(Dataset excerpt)
-------------------------
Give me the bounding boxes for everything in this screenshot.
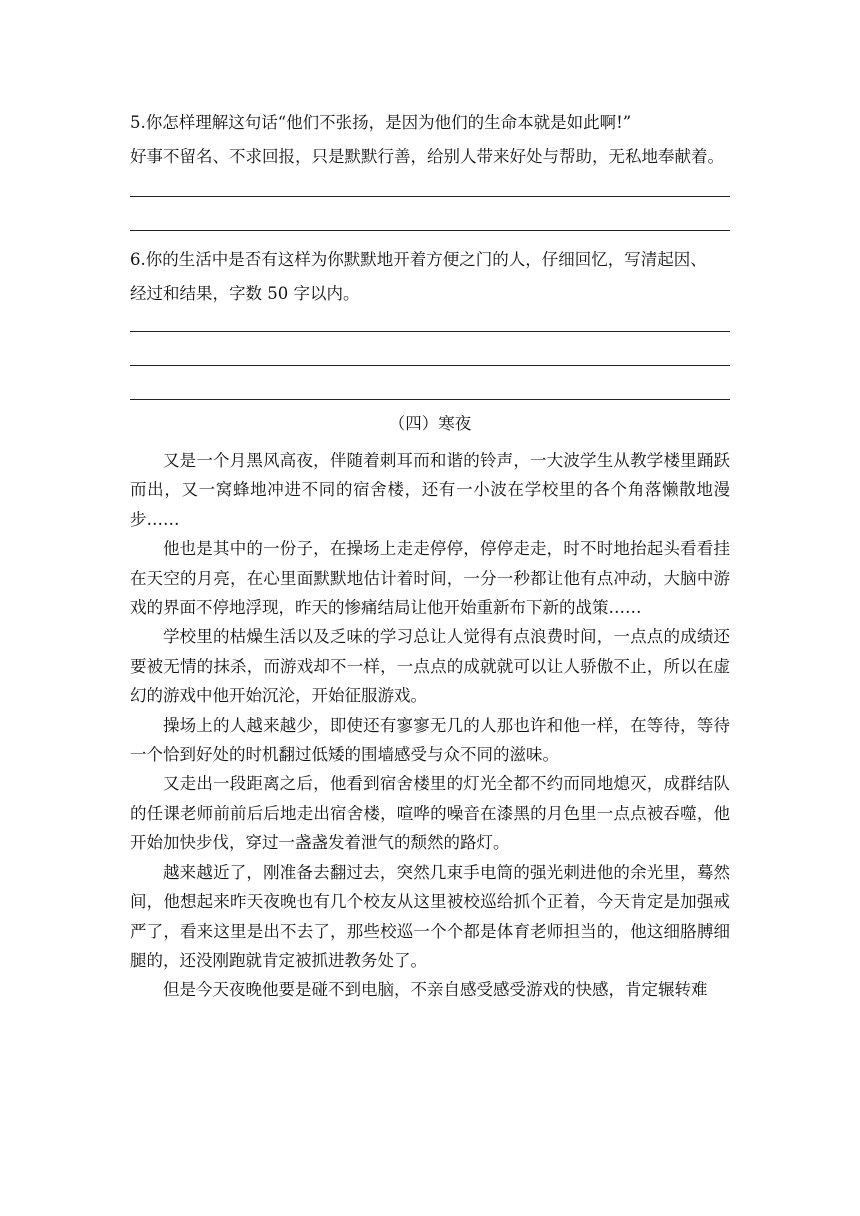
- story-body: [130, 446, 730, 1005]
- story-paragraph: 越来越近了，刚准备去翻过去，突然几束手电筒的强光刺进他的余光里，蓦然间，他想起来昨天夜晚也有几个校友从这里被校巡给抓个正着，今天肯定是加强戒严了，看来这里是出不去了，那些校巡一个个都是体育老师担当的，他这细胳膊细腿的，还没刚跑就肯定被抓进教务处了。: [130, 862, 730, 970]
- question-6-prompt-line-1: 6.你的生活中是否有这样为你默默地开着方便之门的人，仔细回忆，写清起因、: [130, 250, 707, 269]
- story-paragraph: 又走出一段距离之后，他看到宿舍楼里的灯光全都不约而同地熄灭，成群结队的任课老师前前后后地走出宿舍楼，喧哗的噪音在漆黑的月色里一点点被吞噬，他开始加快步伐，穿过一盏盏发着泄气的颓然的路灯。: [130, 774, 730, 853]
- answer-line[interactable]: [130, 399, 730, 400]
- answer-line[interactable]: [130, 230, 730, 231]
- story-paragraph: 学校里的枯燥生活以及乏味的学习总让人觉得有点浪费时间，一点点的成绩还要被无情的抹杀，而游戏却不一样，一点点的成就就可以让人骄傲不止，所以在虚幻的游戏中他开始沉沦，开始征服游戏。: [130, 627, 730, 706]
- answer-line[interactable]: [130, 331, 730, 332]
- answer-line[interactable]: [130, 365, 730, 366]
- story-paragraph: 他也是其中的一份子，在操场上走走停停，停停走走，时不时地抬起头看看挂在天空的月亮，在心里面默默地估计着时间，一分一秒都让他有点冲动，大脑中游戏的界面不停地浮现，昨天的惨痛结局让他开始重新布下新的战策……: [130, 539, 730, 618]
- story-paragraph: 但是今天夜晚他要是碰不到电脑，不亲自感受感受游戏的快感，肯定辗转难: [163, 980, 708, 1000]
- question-5-prompt: 5.你怎样理解这句话“他们不张扬，是因为他们的生命本就是如此啊!”: [130, 113, 632, 132]
- section-title: （四）寒夜: [388, 414, 472, 433]
- story-paragraph: 操场上的人越来越少，即使还有寥寥无几的人那也许和他一样，在等待，等待一个恰到好处的时机翻过低矮的围墙感受与众不同的滋味。: [130, 715, 730, 765]
- question-5-answer: 好事不留名、不求回报，只是默默行善，给别人带来好处与帮助，无私地奉献着。: [130, 147, 724, 166]
- story-paragraph: 又是一个月黑风高夜，伴随着刺耳而和谐的铃声，一大波学生从教学楼里踊跃而出，又一窝蜂地冲进不同的宿舍楼，还有一小波在学校里的各个角落懒散地漫步……: [130, 451, 730, 529]
- answer-line[interactable]: [130, 196, 730, 197]
- question-6-prompt-line-2: 经过和结果，字数 50 字以内。: [130, 284, 360, 303]
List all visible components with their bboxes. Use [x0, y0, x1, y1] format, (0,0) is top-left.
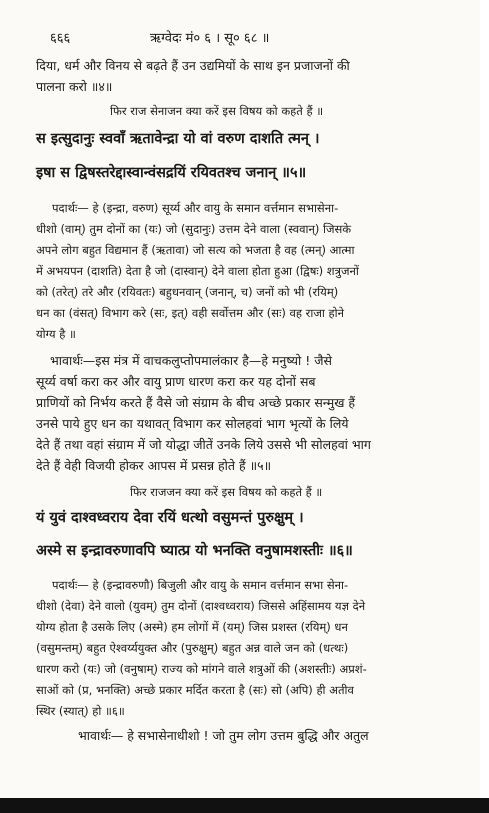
padartha-line: को (तरेत्) तरे और (रयिवतः) बहुधनवान् (जनान्, च) जनों को भी (रयिम्)	[36, 285, 339, 299]
padartha-line: धीशो (वाम्) तुम दोनों का (यः) जो (सुदानुः) उत्तम देने वाला (स्ववान्) जिसके	[36, 222, 352, 236]
padartha-line: पदार्थः— हे (इन्द्रा, वरुण) सूर्य्य और वायु के समान वर्त्तमान सभासेना-	[52, 201, 339, 215]
bhavartha-line: प्राणियों को निर्भय करते हैं वैसे जो संग्राम के बीच अच्छे प्रकार सन्मुख हैं	[36, 395, 356, 410]
padartha-line: धीशो (देवा) देने वालो (युवम्) तुम दोनों (दाश्वध्वराय) जिससे अहिंसामय यज्ञ देने	[36, 599, 366, 613]
padartha-line: योग्य है ॥	[36, 327, 76, 341]
padartha-line: धन का (वंसत्) विभाग करे (सः, इत्) वही सर्वोत्तम और (सः) वह राजा होने	[36, 306, 345, 320]
padartha-line: में अभयपन (दाशति) देता है जो (दास्वान्) देने वाला होता हुआ (द्विषः) शत्रुजनों	[36, 264, 359, 278]
bhavartha-line: भावार्थः—इस मंत्र में वाचकलुप्तोपमालंकार है—हे मनुष्यो ! जैसे	[50, 353, 332, 368]
padartha-line: योग्य होता है उसके लिए (अस्मे) हम लोगों में (यम्) जिस प्रशस्त (रयिम्) धन	[36, 620, 348, 634]
bhavartha-line: भावार्थः— हे सभासेनाधीशो ! जो तुम लोग उत्तम बुद्धि और अतुल	[78, 728, 369, 743]
mantra-line: इषा स द्विषस्तरेद्दास्वान्वंसद्रयिं रयिवतश्च जनान् ॥५॥	[36, 165, 307, 181]
padartha-line: धारण करो (यः) जो (वनुषाम्) राज्य को मांगने वाले शत्रुओं की (अशस्तीः) अप्रशं-	[36, 662, 367, 676]
text-line: पालना करो ॥४॥	[36, 79, 113, 94]
mantra-line: यं युवं दाश्वध्वराय देवा रयिं धत्थो वसुमन्तं पुरुक्षुम् ।	[36, 510, 304, 526]
padartha-line: अपने लोग बहुत विद्यमान हैं (ऋतावा) जो सत्य को भजता है वह (त्मन्) आत्मा	[36, 243, 355, 257]
page-edge	[480, 0, 489, 813]
padartha-line: साओं को (प्र, भनक्ति) अच्छे प्रकार मर्दित करता है (सः) सो (अपि) ही अतीव	[36, 683, 354, 697]
padartha-line: पदार्थः— हे (इन्द्रावरुणौ) बिजुली और वायु के समान वर्त्तमान सभा सेना-	[52, 578, 349, 592]
bhavartha-line: देते हैं तथा वहां संग्राम में जो योद्धा जीतें उनके लिये उससे भी सोलहवां भाग	[36, 437, 371, 452]
mantra-line: अस्मे स इन्द्रावरुणावपि ष्यात्प्र यो भनक्ति वनुषामशस्तीः ॥६॥	[36, 543, 353, 559]
padartha-line: (वसुमन्तम्) बहुत ऐश्वर्य्ययुक्त और (पुरुक्षुम्) बहुत अन्न वाले जन को (धत्थः)	[36, 641, 349, 655]
padartha-line: स्थिर (स्यात्) हो ॥६॥	[36, 704, 125, 718]
running-head: ऋग्वेदः मं० ६ । सू० ६८ ॥	[150, 31, 270, 46]
bhavartha-line: उनसे पाये हुए धन का यथावत् विभाग कर सोलहवां भाग भृत्यों के लिये	[36, 416, 349, 431]
mantra-line: स इत्सुदानुः स्ववाँ ऋतावेन्द्रा यो वां वरुण दाशति त्मन् ।	[36, 131, 320, 147]
page-number: ६६६	[50, 31, 71, 46]
scan-bottom-edge	[0, 798, 489, 813]
bhavartha-line: सूर्य्य वर्षा करा कर और वायु प्राण धारण करा कर यह दोनों सब	[36, 374, 316, 389]
text-line: दिया, धर्म और विनय से बढ़ते हैं उन उद्यमियों के साथ इन प्रजाजनों की	[36, 58, 350, 73]
section-intro: फिर राजजन क्या करें इस विषय को कहते हैं ॥	[130, 485, 323, 499]
bhavartha-line: देते हैं वेही विजयी होकर आपस में प्रसन्न होते हैं ॥५॥	[36, 458, 272, 473]
section-intro: फिर राज सेनाजन क्या करें इस विषय को कहते हैं ॥	[110, 104, 324, 118]
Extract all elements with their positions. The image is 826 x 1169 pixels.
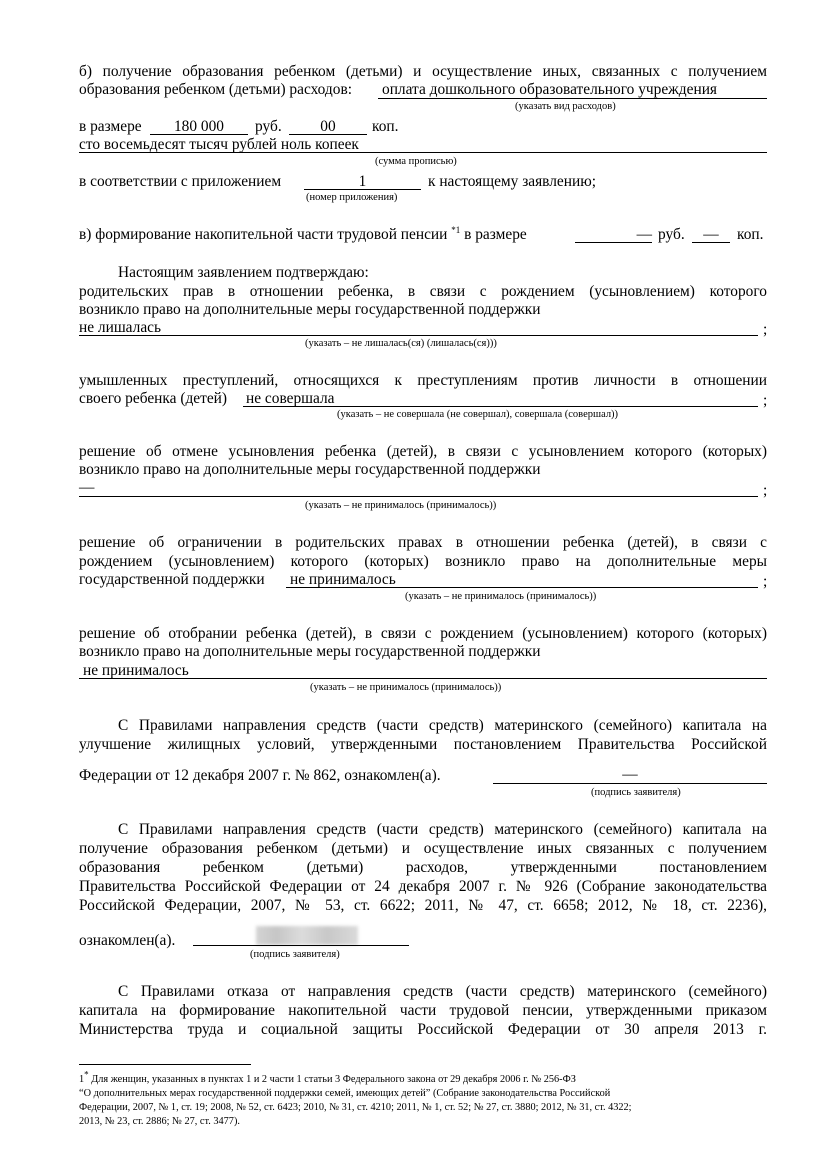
rules2-signature-hint: (подпись заявителя) (250, 949, 340, 960)
confirm-p3-line2: возникло право на дополнительные меры государственной поддержки (79, 461, 541, 478)
footnote-mark: 1 (79, 1074, 85, 1085)
rules2-line5: Российской Федерации, 2007, № 53, ст. 6622; 2011, № 47, ст. 6658; 2012, № 18, ст. 2236), (79, 897, 767, 914)
expense-type-value: оплата дошкольного образовательного учреждения (382, 81, 718, 98)
confirm-p5-hint: (указать – не принималось (принималось)) (310, 682, 502, 693)
amount-rub-underline (150, 134, 248, 135)
section-v-line (79, 226, 527, 244)
confirm-p5-line2: возникло право на дополнительные меры государственной поддержки (79, 643, 541, 660)
section-b-line1: б) получение образования ребенком (детьми) и осуществление иных, связанных с получением (79, 63, 767, 80)
confirm-p4-line1: решение об ограничении в родительских правах в отношении ребенка (детей), в связи с (79, 534, 767, 551)
confirm-p1-line2: возникло право на дополнительные меры государственной поддержки (79, 301, 541, 318)
section-v-prefix: в) формирование накопительной части трудовой пенсии (79, 226, 448, 243)
section-b-line2-prefix: образования ребенком (детьми) расходов: (79, 81, 353, 98)
section-v-kop-underline (692, 242, 730, 243)
footnote-line1 (79, 1069, 576, 1086)
kop-label: коп. (372, 118, 399, 135)
annex-suffix: к настоящему заявлению; (428, 173, 597, 190)
confirm-p5-line1: решение об отобрании ребенка (детей), в связи с рождением (усыновлением) которого (которых) (79, 625, 767, 642)
confirm-p1-line1: родительских прав в отношении ребенка, в связи с рождением (усыновлением) которого (79, 283, 767, 300)
confirm-p3-semicolon: ; (763, 482, 768, 499)
confirm-p1-hint: (указать – не лишалась(ся) (лишалась(ся))) (305, 338, 497, 349)
annex-prefix: в соответствии с приложением (79, 173, 282, 190)
section-v-footnote-mark: *1 (451, 224, 461, 235)
confirm-p5-value: не принималось (83, 662, 189, 679)
amount-words-value: сто восемьдесят тысяч рублей ноль копеек (79, 136, 359, 153)
confirm-p2-hint: (указать – не совершала (не совершал), совершала (совершал)) (337, 409, 619, 420)
confirm-p2-line1: умышленных преступлений, относящихся к преступлениям против личности в отношении (79, 372, 767, 389)
expense-type-underline (378, 98, 767, 99)
confirm-p4-line3: государственной поддержки (79, 571, 265, 588)
footnote-line3: Федерации, 2007, № 1, ст. 19; 2008, № 52, ст. 6423; 2010, № 31, ст. 4210; 2011, № 1, ст. 52; № 27, ст. 3880; 2012, № 31, ст. 4322; (79, 1102, 632, 1113)
rules3-line3: Министерства труда и социальной защиты Российской Федерации от 30 апреля 2013 г. (79, 1021, 767, 1038)
footnote-sup: * (84, 1069, 89, 1080)
rules2-line2: получение образования ребенком (детьми) и осуществление иных связанных с получением (79, 840, 767, 857)
annex-number-value: 1 (358, 173, 367, 190)
rules3-line1: С Правилами отказа от направления средств (части средств) материнского (семейного) (118, 983, 767, 1000)
section-v-rub-value: — (636, 226, 652, 243)
confirm-p4-underline (286, 587, 758, 588)
rules3-line2: капитала на формирование накопительной части трудовой пенсии, утвержденными приказом (79, 1002, 767, 1019)
confirm-p2-underline (243, 406, 758, 407)
amount-kop-value: 00 (320, 118, 336, 135)
confirm-p4-line2: рождением (усыновлением) которого (которых) возникло право на дополнительные меры (79, 553, 767, 570)
annex-number-hint: (номер приложения) (306, 192, 398, 203)
rules2-line4: Правительства Российской Федерации от 24 декабря 2007 г. № 926 (Собрание законодательства (79, 878, 767, 895)
expense-type-hint: (указать вид расходов) (515, 101, 616, 112)
rules2-signature-underline (193, 945, 409, 946)
rules2-ack: ознакомлен(а). (79, 932, 176, 949)
amount-prefix: в размере (79, 118, 142, 135)
confirm-p5-underline (79, 678, 767, 679)
confirm-p2-value: не совершала (246, 390, 335, 407)
rules1-line1: С Правилами направления средств (части средств) материнского (семейного) капитала на (118, 717, 767, 734)
confirm-p1-value: не лишалась (79, 319, 162, 336)
confirm-p4-semicolon: ; (763, 573, 768, 590)
confirm-p4-hint: (указать – не принималось (принималось)) (405, 591, 597, 602)
rules2-line1: С Правилами направления средств (части средств) материнского (семейного) капитала на (118, 821, 767, 838)
amount-rub-value: 180 000 (173, 118, 225, 135)
rules1-signature-hint: (подпись заявителя) (591, 787, 681, 798)
confirm-p1-underline (79, 335, 758, 336)
confirm-intro: Настоящим заявлением подтверждаю: (118, 264, 369, 281)
section-v-kop-value: — (703, 226, 719, 243)
rules1-line2: улучшение жилищных условий, утвержденными постановлением Правительства Российской (79, 736, 767, 753)
amount-words-hint: (сумма прописью) (375, 156, 457, 167)
rules1-signature-underline (493, 783, 767, 784)
section-v-rub-label: руб. (658, 226, 685, 243)
section-v-rub-underline (575, 242, 652, 243)
section-v-size-label: в размере (464, 226, 527, 243)
rub-label: руб. (255, 118, 282, 135)
confirm-p2-line2: своего ребенка (детей) (79, 390, 228, 407)
footnote-separator (79, 1064, 251, 1065)
footnote-line4: 2013, № 23, ст. 2886; № 27, ст. 3477). (79, 1116, 240, 1127)
amount-words-underline (79, 152, 767, 153)
confirm-p2-semicolon: ; (763, 392, 768, 409)
confirm-p3-value: — (79, 479, 95, 496)
confirm-p1-semicolon: ; (763, 321, 768, 338)
redacted-signature (256, 926, 358, 945)
confirm-p4-value: не принималось (290, 571, 396, 588)
rules1-signature-value: — (622, 766, 638, 783)
section-v-kop-label: коп. (737, 226, 764, 243)
confirm-p3-line1: решение об отмене усыновления ребенка (детей), в связи с усыновлением которого (которых) (79, 443, 767, 460)
amount-kop-underline (289, 134, 367, 135)
rules2-line3: образования ребенком (детьми) расходов, утвержденными постановлением (79, 859, 767, 876)
confirm-p3-underline (79, 496, 758, 497)
footnote-line2: “О дополнительных мерах государственной поддержки семей, имеющих детей” (Собрание законодательства Российской (79, 1088, 611, 1099)
footnote-line1-text: Для женщин, указанных в пунктах 1 и 2 части 1 статьи 3 Федерального закона от 29 декабря 2006 г. № 256-ФЗ (91, 1074, 576, 1085)
confirm-p3-hint: (указать – не принималось (принималось)) (305, 500, 497, 511)
annex-number-underline (304, 189, 421, 190)
rules1-line3: Федерации от 12 декабря 2007 г. № 862, ознакомлен(а). (79, 767, 441, 784)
-------------------------
§ WRITTEN INSTRUCTION: In the material, update the lines from the one with "- story-body: [130, 446, 730, 1005]" up to and including the one with "- answer-line[interactable]: [130, 230, 730, 231]" by replacing "story-paragraph" with "narrative-paragraph" and leaving everything else unchanged. Return only those lines.

§ RESPONSE TO THIS EXERCISE:
- story-body: [130, 446, 730, 1005]
- narrative-paragraph: 越来越近了，刚准备去翻过去，突然几束手电筒的强光刺进他的余光里，蓦然间，他想起来昨天夜晚也有几个校友从这里被校巡给抓个正着，今天肯定是加强戒严了，看来这里是出不去了，那些校巡一个个都是体育老师担当的，他这细胳膊细腿的，还没刚跑就肯定被抓进教务处了。: [130, 862, 730, 970]
- question-6-prompt-line-1: 6.你的生活中是否有这样为你默默地开着方便之门的人，仔细回忆，写清起因、: [130, 250, 707, 269]
- narrative-paragraph: 又走出一段距离之后，他看到宿舍楼里的灯光全都不约而同地熄灭，成群结队的任课老师前前后后地走出宿舍楼，喧哗的噪音在漆黑的月色里一点点被吞噬，他开始加快步伐，穿过一盏盏发着泄气的颓然的路灯。: [130, 774, 730, 853]
- answer-line[interactable]: [130, 399, 730, 400]
- answer-line[interactable]: [130, 230, 730, 231]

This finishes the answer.